(begin)
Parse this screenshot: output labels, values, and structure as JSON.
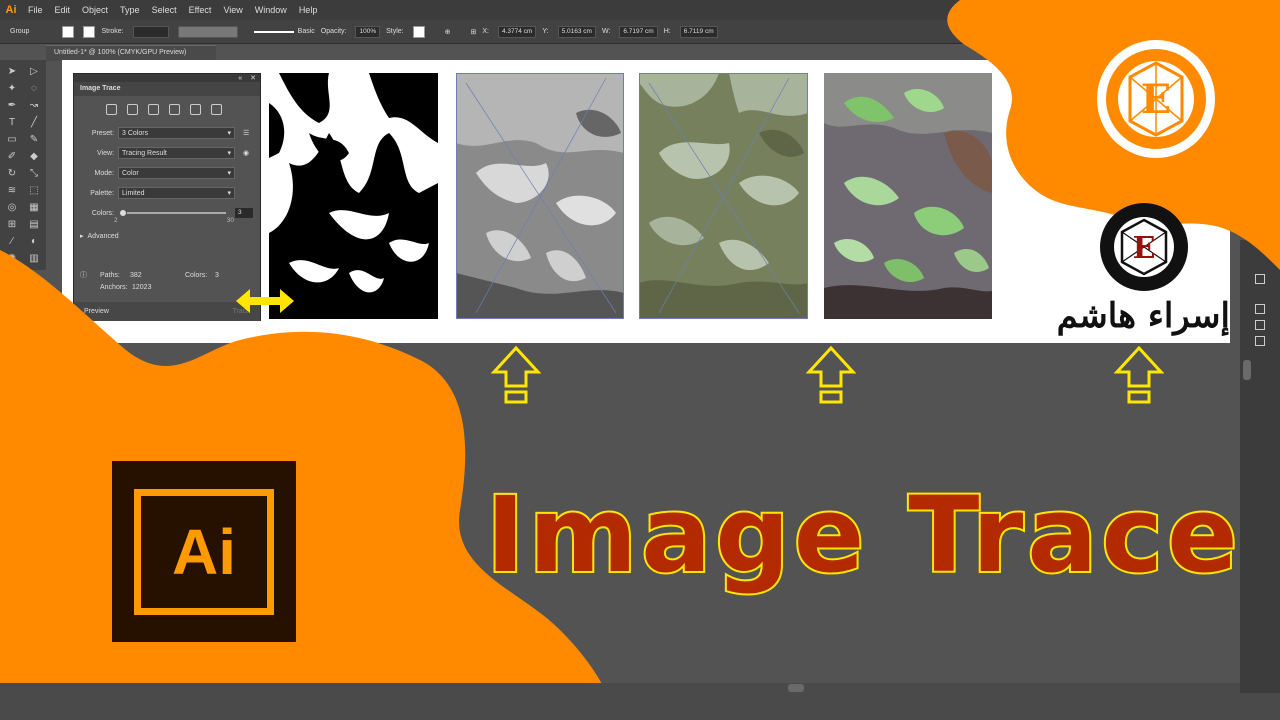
{
  "menu": {
    "logo": "Ai",
    "items": [
      "File",
      "Edit",
      "Object",
      "Type",
      "Select",
      "Effect",
      "View",
      "Window",
      "Help"
    ]
  },
  "control_bar": {
    "selection": "Group",
    "stroke_label": "Stroke:",
    "basic_label": "Basic",
    "opacity_label": "Opacity:",
    "opacity_value": "100%",
    "style_label": "Style:",
    "x_label": "X:",
    "x_value": "4.3774 cm",
    "y_label": "Y:",
    "y_value": "5.0163 cm",
    "w_label": "W:",
    "w_value": "6.7197 cm",
    "h_label": "H:",
    "h_value": "6.7119 cm"
  },
  "document_tab": "Untitled-1* @ 100% (CMYK/GPU Preview)",
  "image_trace_panel": {
    "title": "Image Trace",
    "preset_label": "Preset:",
    "preset_value": "3 Colors",
    "view_label": "View:",
    "view_value": "Tracing Result",
    "mode_label": "Mode:",
    "mode_value": "Color",
    "palette_label": "Palette:",
    "palette_value": "Limited",
    "colors_label": "Colors:",
    "colors_value": "3",
    "slider_min": "2",
    "slider_max": "30",
    "advanced_label": "Advanced",
    "paths_label": "Paths:",
    "paths_value": "382",
    "colors_stat_label": "Colors:",
    "colors_stat_value": "3",
    "anchors_label": "Anchors:",
    "anchors_value": "12023",
    "preview_label": "Preview",
    "trace_label": "Trace"
  },
  "title": "Image Trace",
  "app_logo_text": "Ai",
  "channel_logo_letter": "E",
  "author_name": "إسراء هاشم",
  "colors": {
    "accent_orange": "#ff8a00",
    "title_fill": "#b42a00",
    "title_stroke": "#ffe600",
    "arrow_yellow": "#ffe600",
    "ai_logo_bg": "#261100",
    "ai_logo_orange": "#ff9a00"
  }
}
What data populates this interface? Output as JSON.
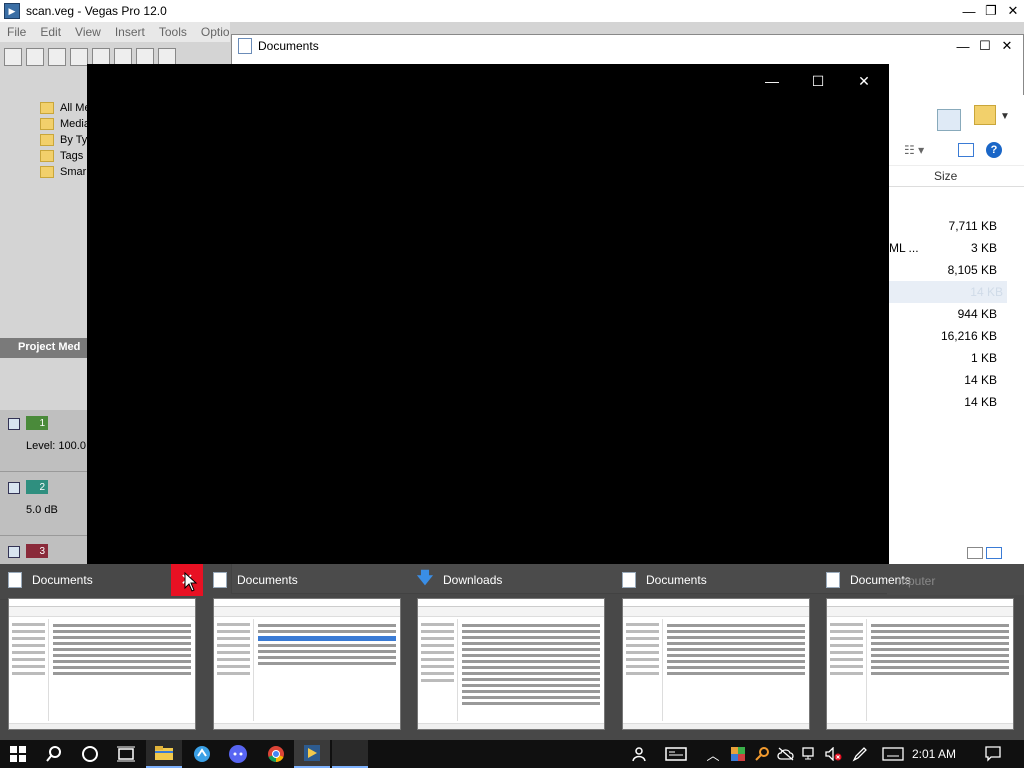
{
  "vegas": {
    "title": "scan.veg - Vegas Pro 12.0",
    "menu": [
      "File",
      "Edit",
      "View",
      "Insert",
      "Tools",
      "Optio"
    ],
    "media_tree": [
      "All Me",
      "Media",
      "By Ty",
      "Tags",
      "Smar"
    ],
    "project_media_label": "Project Med",
    "tracks": [
      {
        "num": "1",
        "label": "Level: 100.0",
        "color": "#4a8a3a"
      },
      {
        "num": "2",
        "label": "5.0 dB",
        "color": "#2f8f7f"
      },
      {
        "num": "3",
        "label": "",
        "color": "#8a2a3a"
      }
    ]
  },
  "documents_window": {
    "title": "Documents",
    "size_header": "Size",
    "xml_fragment": "ML ...",
    "sizes": [
      "7,711 KB",
      "3 KB",
      "8,105 KB",
      "",
      "944 KB",
      "16,216 KB",
      "1 KB",
      "14 KB",
      "14 KB"
    ],
    "highlight_size": "14 KB",
    "computer_fragment": "mputer"
  },
  "player_window": {
    "minimize": "—",
    "maximize": "☐",
    "close": "✕"
  },
  "previews": [
    {
      "title": "Documents",
      "icon": "document-folder-icon",
      "close": "✕"
    },
    {
      "title": "Documents",
      "icon": "document-folder-icon"
    },
    {
      "title": "Downloads",
      "icon": "download-arrow-icon",
      "glyph": "🡇"
    },
    {
      "title": "Documents",
      "icon": "document-folder-icon"
    },
    {
      "title": "Documents",
      "icon": "document-folder-icon"
    }
  ],
  "taskbar": {
    "clock": "2:01 AM",
    "start_icon": "windows-start-icon",
    "search_icon": "search-icon",
    "cortana_icon": "cortana-circle-icon",
    "taskview_icon": "task-view-icon"
  },
  "colors": {
    "close_red": "#e81123",
    "taskbar_bg": "#101010",
    "accent": "#7fb3ff"
  }
}
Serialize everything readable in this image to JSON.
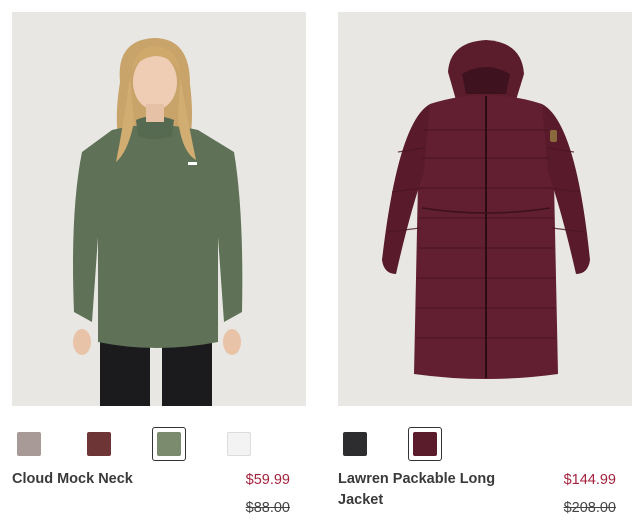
{
  "products": [
    {
      "name": "Cloud Mock Neck",
      "sale_price": "$59.99",
      "original_price": "$88.00",
      "image_icon": "model-green-sweatshirt-image",
      "swatches": [
        {
          "color": "#a89a97",
          "name": "taupe",
          "selected": false
        },
        {
          "color": "#6e3537",
          "name": "burgundy",
          "selected": false
        },
        {
          "color": "#7a8b6e",
          "name": "sage-green",
          "selected": true
        },
        {
          "color": "#f3f3f3",
          "name": "white",
          "selected": false
        }
      ]
    },
    {
      "name": "Lawren Packable Long Jacket",
      "sale_price": "$144.99",
      "original_price": "$208.00",
      "image_icon": "burgundy-long-puffer-image",
      "swatches": [
        {
          "color": "#2d2d30",
          "name": "black",
          "selected": false
        },
        {
          "color": "#5a1c2a",
          "name": "burgundy",
          "selected": true
        }
      ]
    }
  ],
  "colors": {
    "sale": "#a3233d",
    "text": "#3a3a3a",
    "photo_bg": "#e9e8e6"
  }
}
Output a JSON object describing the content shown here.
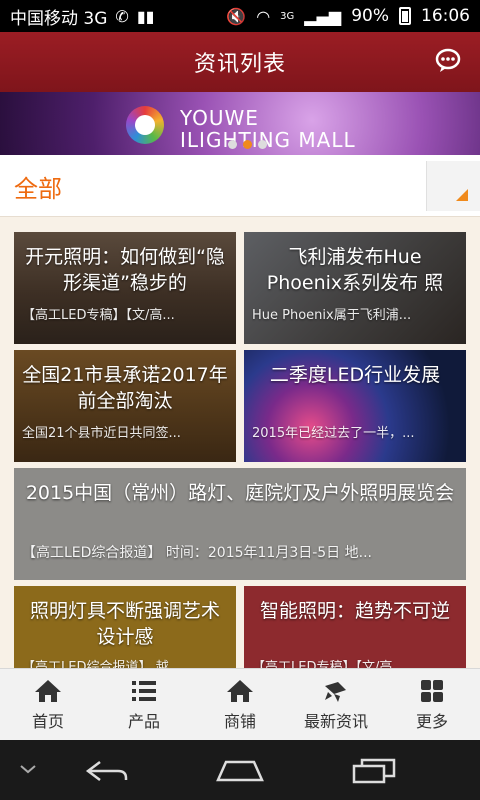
{
  "status_bar": {
    "carrier": "中国移动 3G",
    "network": "3G",
    "battery": "90%",
    "time": "16:06"
  },
  "header": {
    "title": "资讯列表",
    "chat_icon": "chat-bubble-icon"
  },
  "banner": {
    "brand_line1": "YOUWE",
    "brand_line2": "ILIGHTING MALL",
    "slide_count": 3,
    "active_slide": 1
  },
  "category": {
    "label": "全部",
    "dropdown_icon": "dropdown-triangle-icon"
  },
  "cards": [
    {
      "title": "开元照明：如何做到“隐形渠道”稳步的",
      "sub": "【高工LED专稿】【文/高..."
    },
    {
      "title": "飞利浦发布Hue Phoenix系列发布 照",
      "sub": "Hue Phoenix属于飞利浦..."
    },
    {
      "title": "全国21市县承诺2017年前全部淘汰",
      "sub": "全国21个县市近日共同签..."
    },
    {
      "title": "二季度LED行业发展",
      "sub": "2015年已经过去了一半，..."
    },
    {
      "title": "2015中国（常州）路灯、庭院灯及户外照明展览会",
      "sub": "【高工LED综合报道】 时间：2015年11月3日-5日        地..."
    },
    {
      "title": "照明灯具不断强调艺术设计感",
      "sub": "【高工LED综合报道】 越..."
    },
    {
      "title": "智能照明：趋势不可逆",
      "sub": "【高工LED专稿】【文/高..."
    }
  ],
  "tabs": [
    {
      "label": "首页",
      "icon": "home-icon"
    },
    {
      "label": "产品",
      "icon": "list-icon"
    },
    {
      "label": "商铺",
      "icon": "store-icon"
    },
    {
      "label": "最新资讯",
      "icon": "news-icon"
    },
    {
      "label": "更多",
      "icon": "grid-icon"
    }
  ],
  "colors": {
    "header": "#8b1a20",
    "accent": "#ee6a0f"
  }
}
(end)
== CHALLENGE ==
Return the listing above in full and without alteration, excluding its pictures.

== EXERCISE RESULT ==
Parse this screenshot: output labels, values, and structure as JSON.
{
  "menu": {
    "logo": "Ai",
    "items": [
      "File",
      "Edit",
      "Object",
      "Type",
      "Select",
      "Effect",
      "View",
      "Window",
      "Help"
    ]
  },
  "control_bar": {
    "selection": "Group",
    "stroke_label": "Stroke:",
    "basic_label": "Basic",
    "opacity_label": "Opacity:",
    "opacity_value": "100%",
    "style_label": "Style:",
    "x_label": "X:",
    "x_value": "4.3774 cm",
    "y_label": "Y:",
    "y_value": "5.0163 cm",
    "w_label": "W:",
    "w_value": "6.7197 cm",
    "h_label": "H:",
    "h_value": "6.7119 cm"
  },
  "document_tab": "Untitled-1* @ 100% (CMYK/GPU Preview)",
  "image_trace_panel": {
    "title": "Image Trace",
    "preset_label": "Preset:",
    "preset_value": "3 Colors",
    "view_label": "View:",
    "view_value": "Tracing Result",
    "mode_label": "Mode:",
    "mode_value": "Color",
    "palette_label": "Palette:",
    "palette_value": "Limited",
    "colors_label": "Colors:",
    "colors_value": "3",
    "slider_min": "2",
    "slider_max": "30",
    "advanced_label": "Advanced",
    "paths_label": "Paths:",
    "paths_value": "382",
    "colors_stat_label": "Colors:",
    "colors_stat_value": "3",
    "anchors_label": "Anchors:",
    "anchors_value": "12023",
    "preview_label": "Preview",
    "trace_label": "Trace"
  },
  "title": "Image Trace",
  "app_logo_text": "Ai",
  "channel_logo_letter": "E",
  "author_name": "إسراء هاشم",
  "colors": {
    "accent_orange": "#ff8a00",
    "title_fill": "#b42a00",
    "title_stroke": "#ffe600",
    "arrow_yellow": "#ffe600",
    "ai_logo_bg": "#261100",
    "ai_logo_orange": "#ff9a00"
  }
}
What data populates this interface? Output as JSON.
{
  "vegas": {
    "title": "scan.veg - Vegas Pro 12.0",
    "menu": [
      "File",
      "Edit",
      "View",
      "Insert",
      "Tools",
      "Optio"
    ],
    "media_tree": [
      "All Me",
      "Media",
      "By Ty",
      "Tags",
      "Smar"
    ],
    "project_media_label": "Project Med",
    "tracks": [
      {
        "num": "1",
        "label": "Level: 100.0",
        "color": "#4a8a3a"
      },
      {
        "num": "2",
        "label": "5.0 dB",
        "color": "#2f8f7f"
      },
      {
        "num": "3",
        "label": "",
        "color": "#8a2a3a"
      }
    ]
  },
  "documents_window": {
    "title": "Documents",
    "size_header": "Size",
    "xml_fragment": "ML ...",
    "sizes": [
      "7,711 KB",
      "3 KB",
      "8,105 KB",
      "",
      "944 KB",
      "16,216 KB",
      "1 KB",
      "14 KB",
      "14 KB"
    ],
    "highlight_size": "14 KB",
    "computer_fragment": "mputer"
  },
  "player_window": {
    "minimize": "—",
    "maximize": "☐",
    "close": "✕"
  },
  "previews": [
    {
      "title": "Documents",
      "icon": "document-folder-icon",
      "close": "✕"
    },
    {
      "title": "Documents",
      "icon": "document-folder-icon"
    },
    {
      "title": "Downloads",
      "icon": "download-arrow-icon",
      "glyph": "🡇"
    },
    {
      "title": "Documents",
      "icon": "document-folder-icon"
    },
    {
      "title": "Documents",
      "icon": "document-folder-icon"
    }
  ],
  "taskbar": {
    "clock": "2:01 AM",
    "start_icon": "windows-start-icon",
    "search_icon": "search-icon",
    "cortana_icon": "cortana-circle-icon",
    "taskview_icon": "task-view-icon"
  },
  "colors": {
    "close_red": "#e81123",
    "taskbar_bg": "#101010",
    "accent": "#7fb3ff"
  }
}
Serialize everything readable in this image to JSON.
{
  "products": [
    {
      "name": "Cloud Mock Neck",
      "sale_price": "$59.99",
      "original_price": "$88.00",
      "image_icon": "model-green-sweatshirt-image",
      "swatches": [
        {
          "color": "#a89a97",
          "name": "taupe",
          "selected": false
        },
        {
          "color": "#6e3537",
          "name": "burgundy",
          "selected": false
        },
        {
          "color": "#7a8b6e",
          "name": "sage-green",
          "selected": true
        },
        {
          "color": "#f3f3f3",
          "name": "white",
          "selected": false
        }
      ]
    },
    {
      "name": "Lawren Packable Long Jacket",
      "sale_price": "$144.99",
      "original_price": "$208.00",
      "image_icon": "burgundy-long-puffer-image",
      "swatches": [
        {
          "color": "#2d2d30",
          "name": "black",
          "selected": false
        },
        {
          "color": "#5a1c2a",
          "name": "burgundy",
          "selected": true
        }
      ]
    }
  ],
  "colors": {
    "sale": "#a3233d",
    "text": "#3a3a3a",
    "photo_bg": "#e9e8e6"
  }
}
Output a JSON object describing the content shown here.
{
  "status_bar": {
    "carrier": "中国移动 3G",
    "network": "3G",
    "battery": "90%",
    "time": "16:06"
  },
  "header": {
    "title": "资讯列表",
    "chat_icon": "chat-bubble-icon"
  },
  "banner": {
    "brand_line1": "YOUWE",
    "brand_line2": "ILIGHTING MALL",
    "slide_count": 3,
    "active_slide": 1
  },
  "category": {
    "label": "全部",
    "dropdown_icon": "dropdown-triangle-icon"
  },
  "cards": [
    {
      "title": "开元照明：如何做到“隐形渠道”稳步的",
      "sub": "【高工LED专稿】【文/高..."
    },
    {
      "title": "飞利浦发布Hue Phoenix系列发布 照",
      "sub": "Hue Phoenix属于飞利浦..."
    },
    {
      "title": "全国21市县承诺2017年前全部淘汰",
      "sub": "全国21个县市近日共同签..."
    },
    {
      "title": "二季度LED行业发展",
      "sub": "2015年已经过去了一半，..."
    },
    {
      "title": "2015中国（常州）路灯、庭院灯及户外照明展览会",
      "sub": "【高工LED综合报道】 时间：2015年11月3日-5日        地..."
    },
    {
      "title": "照明灯具不断强调艺术设计感",
      "sub": "【高工LED综合报道】 越..."
    },
    {
      "title": "智能照明：趋势不可逆",
      "sub": "【高工LED专稿】【文/高..."
    }
  ],
  "tabs": [
    {
      "label": "首页",
      "icon": "home-icon"
    },
    {
      "label": "产品",
      "icon": "list-icon"
    },
    {
      "label": "商铺",
      "icon": "store-icon"
    },
    {
      "label": "最新资讯",
      "icon": "news-icon"
    },
    {
      "label": "更多",
      "icon": "grid-icon"
    }
  ],
  "colors": {
    "header": "#8b1a20",
    "accent": "#ee6a0f"
  }
}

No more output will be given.